> [読む文章]:
* * *

アイアンバローズ 中2週(ステイヤーズS①着)

ジャスティンパレス 中7週(天皇賞秋②着)

スルーセブンシーズ 中11週(凱旋門④着)

●3歳馬

ハーパー 中5週(エリ女杯③着)

タスティエーラ 中8週(菊花賞②着)

 

 近年のノーザンファームの使い分け戦略から考えると、ローテーションが厳しいドゥドュースとアイアンバローズは「本気度」が高いとは言えない。また、シャフリヤールの場合は、米国から帰国後、検疫終了後は外厩施設ではなく、競馬学校→中山競馬場で調整を行っていた馬であり、天栄でも、しがらきでも、山元トレセンでも調整を行っておらず、やはり、「本気度」が高いとは言えない。残る4頭のうち、ハーパーは同世代の牝馬同士でも勝ち切れなかった馬であり、有馬記念では苦戦傾向にある非GI馬。騎手の乗り替わり模様を見ても、やはりこの馬も「本気度」が高いとは言えない。残る3頭のうち、スルーセブンシーズは非GI馬ではあるが、今年イクイノックスを一番苦しめた馬であり、当代最高の中山巧者。今回は唯一のノーザンファーム天栄調整馬でもある。軽視はできない。ゆえに本命は、この馬とジャスティンパレスとタスティエーラの中から選びたい。ノーザンファームからの刺客の本命は、この3頭の中にいるはずだ。

* * *

> [データ部分]:
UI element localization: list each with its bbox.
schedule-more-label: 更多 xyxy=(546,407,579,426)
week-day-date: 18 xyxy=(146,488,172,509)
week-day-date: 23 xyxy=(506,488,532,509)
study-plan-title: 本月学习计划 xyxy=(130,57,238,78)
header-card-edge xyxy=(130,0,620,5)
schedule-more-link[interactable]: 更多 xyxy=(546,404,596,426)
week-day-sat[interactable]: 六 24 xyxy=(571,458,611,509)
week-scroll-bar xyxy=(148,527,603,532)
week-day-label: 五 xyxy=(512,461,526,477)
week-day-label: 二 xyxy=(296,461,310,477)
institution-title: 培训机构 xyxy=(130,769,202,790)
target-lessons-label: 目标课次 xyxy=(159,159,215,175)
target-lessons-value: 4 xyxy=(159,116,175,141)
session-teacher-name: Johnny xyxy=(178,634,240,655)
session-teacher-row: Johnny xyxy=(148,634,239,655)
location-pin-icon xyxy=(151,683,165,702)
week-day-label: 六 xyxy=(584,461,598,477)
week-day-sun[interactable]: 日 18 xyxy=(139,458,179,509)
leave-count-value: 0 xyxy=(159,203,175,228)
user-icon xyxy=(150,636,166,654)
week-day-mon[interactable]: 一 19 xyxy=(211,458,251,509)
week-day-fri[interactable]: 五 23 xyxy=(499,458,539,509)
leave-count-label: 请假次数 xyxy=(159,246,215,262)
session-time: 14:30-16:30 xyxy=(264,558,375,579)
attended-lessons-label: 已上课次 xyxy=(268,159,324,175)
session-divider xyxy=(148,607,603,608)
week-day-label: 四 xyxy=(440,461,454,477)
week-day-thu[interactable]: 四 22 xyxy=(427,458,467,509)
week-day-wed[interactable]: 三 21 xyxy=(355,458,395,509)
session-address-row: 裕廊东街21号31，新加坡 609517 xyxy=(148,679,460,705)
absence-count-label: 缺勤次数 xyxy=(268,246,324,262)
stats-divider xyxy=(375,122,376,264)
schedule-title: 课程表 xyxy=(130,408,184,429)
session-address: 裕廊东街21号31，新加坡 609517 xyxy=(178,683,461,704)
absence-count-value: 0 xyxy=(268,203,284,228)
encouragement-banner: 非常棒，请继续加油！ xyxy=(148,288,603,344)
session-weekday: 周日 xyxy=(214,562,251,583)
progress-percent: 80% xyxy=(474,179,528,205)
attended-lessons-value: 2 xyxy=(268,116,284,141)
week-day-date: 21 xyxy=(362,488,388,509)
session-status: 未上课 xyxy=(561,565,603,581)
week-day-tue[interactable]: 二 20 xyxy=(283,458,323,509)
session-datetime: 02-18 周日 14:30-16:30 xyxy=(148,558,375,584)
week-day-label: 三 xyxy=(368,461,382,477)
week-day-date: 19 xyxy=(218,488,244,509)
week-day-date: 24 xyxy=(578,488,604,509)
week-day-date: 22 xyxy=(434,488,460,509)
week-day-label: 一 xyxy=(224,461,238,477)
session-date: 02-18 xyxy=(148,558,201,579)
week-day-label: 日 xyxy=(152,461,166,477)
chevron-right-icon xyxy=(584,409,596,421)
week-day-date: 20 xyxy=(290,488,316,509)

* * *

> [やること]:
[A] 読む文章の「今回は唯一のノーザンファーム天栄調整馬でもある。」を英語に訳してください。
[B] 読む文章に名前が出てくる馬をすべて書き出してください。

> [答えの一覧]:
[A] It is also the only horse in this race that was prepared at Northern Farm Tenei.

[B]
アイアンバローズ
ジャスティンパレス
スルーセブンシーズ
ハーパー
タスティエーラ
ドゥドュース
シャフリヤール
イクイノックス